### DIRECTIONS FOR THIS TASK:
All of the data that follows should be retyped exactly, please, except the pictures.

### RECORDS TO PROCESS:
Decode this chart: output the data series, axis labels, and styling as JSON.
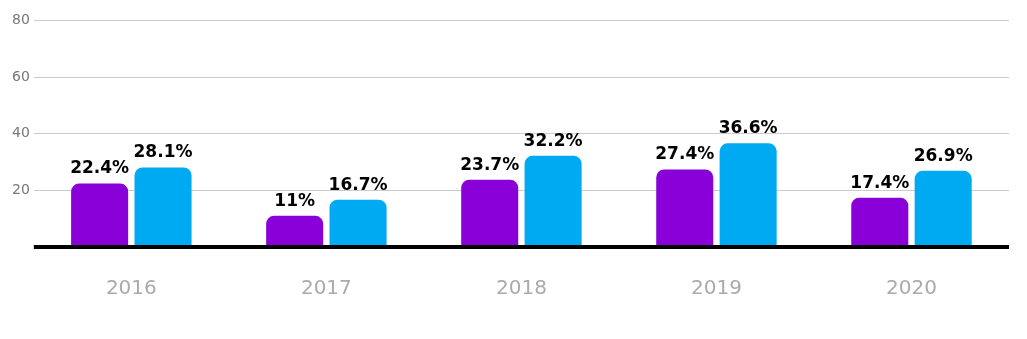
{
  "chart_data": {
    "type": "bar",
    "categories": [
      "2016",
      "2017",
      "2018",
      "2019",
      "2020"
    ],
    "series": [
      {
        "color": "#8a00d8",
        "values": [
          22.4,
          11,
          23.7,
          27.4,
          17.4
        ],
        "value_labels": [
          "22.4%",
          "11%",
          "23.7%",
          "27.4%",
          "17.4%"
        ]
      },
      {
        "color": "#00aaf2",
        "values": [
          28.1,
          16.7,
          32.2,
          36.6,
          26.9
        ],
        "value_labels": [
          "28.1%",
          "16.7%",
          "32.2%",
          "36.6%",
          "26.9%"
        ]
      }
    ],
    "ylim": [
      0,
      80
    ],
    "yticks": [
      20,
      40,
      60,
      80
    ],
    "grid": "y",
    "legend": false
  }
}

### SOLUTION TO THIS PROBLEM:
Decode this chart: output the data series, axis labels, and styling as JSON.
{
  "chart_data": {
    "type": "bar",
    "categories": [
      "2016",
      "2017",
      "2018",
      "2019",
      "2020"
    ],
    "series": [
      {
        "color": "#8a00d8",
        "values": [
          22.4,
          11,
          23.7,
          27.4,
          17.4
        ],
        "value_labels": [
          "22.4%",
          "11%",
          "23.7%",
          "27.4%",
          "17.4%"
        ]
      },
      {
        "color": "#00aaf2",
        "values": [
          28.1,
          16.7,
          32.2,
          36.6,
          26.9
        ],
        "value_labels": [
          "28.1%",
          "16.7%",
          "32.2%",
          "36.6%",
          "26.9%"
        ]
      }
    ],
    "ylim": [
      0,
      80
    ],
    "yticks": [
      20,
      40,
      60,
      80
    ],
    "grid": "y",
    "legend": false
  }
}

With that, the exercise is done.